[Saved data entries]
━━━━━━━━━━━━━━━━
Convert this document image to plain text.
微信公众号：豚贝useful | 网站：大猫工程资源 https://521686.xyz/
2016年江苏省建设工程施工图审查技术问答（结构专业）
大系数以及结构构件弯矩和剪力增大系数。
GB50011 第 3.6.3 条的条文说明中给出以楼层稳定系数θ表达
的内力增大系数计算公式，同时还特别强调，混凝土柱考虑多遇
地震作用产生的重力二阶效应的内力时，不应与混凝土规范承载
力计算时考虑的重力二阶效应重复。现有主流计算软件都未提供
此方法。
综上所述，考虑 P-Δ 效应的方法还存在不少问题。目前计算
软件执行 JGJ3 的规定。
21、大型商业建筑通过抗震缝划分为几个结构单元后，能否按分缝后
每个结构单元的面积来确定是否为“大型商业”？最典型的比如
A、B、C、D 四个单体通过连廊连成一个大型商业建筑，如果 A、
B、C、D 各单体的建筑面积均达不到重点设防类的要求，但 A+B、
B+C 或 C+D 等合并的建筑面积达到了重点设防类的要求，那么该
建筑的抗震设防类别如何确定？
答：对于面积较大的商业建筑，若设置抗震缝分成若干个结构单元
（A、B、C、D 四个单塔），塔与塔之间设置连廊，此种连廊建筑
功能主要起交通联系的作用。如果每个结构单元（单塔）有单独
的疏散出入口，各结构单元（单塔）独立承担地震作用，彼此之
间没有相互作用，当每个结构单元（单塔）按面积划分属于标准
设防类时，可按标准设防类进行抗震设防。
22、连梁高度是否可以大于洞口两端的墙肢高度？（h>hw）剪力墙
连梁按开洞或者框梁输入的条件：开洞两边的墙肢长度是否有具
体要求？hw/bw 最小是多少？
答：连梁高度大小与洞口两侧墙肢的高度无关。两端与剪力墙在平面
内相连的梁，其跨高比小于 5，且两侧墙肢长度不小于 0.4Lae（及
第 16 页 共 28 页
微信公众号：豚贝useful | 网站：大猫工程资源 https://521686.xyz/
━━━━━━━━━━━━━━━━
## Work required
Repeat all of the records above exactly as they appear.

## Full answer
Convert this document image to plain text.
微信公众号：豚贝useful | 网站：大猫工程资源 https://521686.xyz/
2016年江苏省建设工程施工图审查技术问答（结构专业）
大系数以及结构构件弯矩和剪力增大系数。
GB50011 第 3.6.3 条的条文说明中给出以楼层稳定系数θ表达
的内力增大系数计算公式，同时还特别强调，混凝土柱考虑多遇
地震作用产生的重力二阶效应的内力时，不应与混凝土规范承载
力计算时考虑的重力二阶效应重复。现有主流计算软件都未提供
此方法。
综上所述，考虑 P-Δ 效应的方法还存在不少问题。目前计算
软件执行 JGJ3 的规定。
21、大型商业建筑通过抗震缝划分为几个结构单元后，能否按分缝后
每个结构单元的面积来确定是否为“大型商业”？最典型的比如
A、B、C、D 四个单体通过连廊连成一个大型商业建筑，如果 A、
B、C、D 各单体的建筑面积均达不到重点设防类的要求，但 A+B、
B+C 或 C+D 等合并的建筑面积达到了重点设防类的要求，那么该
建筑的抗震设防类别如何确定？
答：对于面积较大的商业建筑，若设置抗震缝分成若干个结构单元
（A、B、C、D 四个单塔），塔与塔之间设置连廊，此种连廊建筑
功能主要起交通联系的作用。如果每个结构单元（单塔）有单独
的疏散出入口，各结构单元（单塔）独立承担地震作用，彼此之
间没有相互作用，当每个结构单元（单塔）按面积划分属于标准
设防类时，可按标准设防类进行抗震设防。
22、连梁高度是否可以大于洞口两端的墙肢高度？（h>hw）剪力墙
连梁按开洞或者框梁输入的条件：开洞两边的墙肢长度是否有具
体要求？hw/bw 最小是多少？
答：连梁高度大小与洞口两侧墙肢的高度无关。两端与剪力墙在平面
内相连的梁，其跨高比小于 5，且两侧墙肢长度不小于 0.4Lae（及
第 16 页 共 28 页
微信公众号：豚贝useful | 网站：大猫工程资源 https://521686.xyz/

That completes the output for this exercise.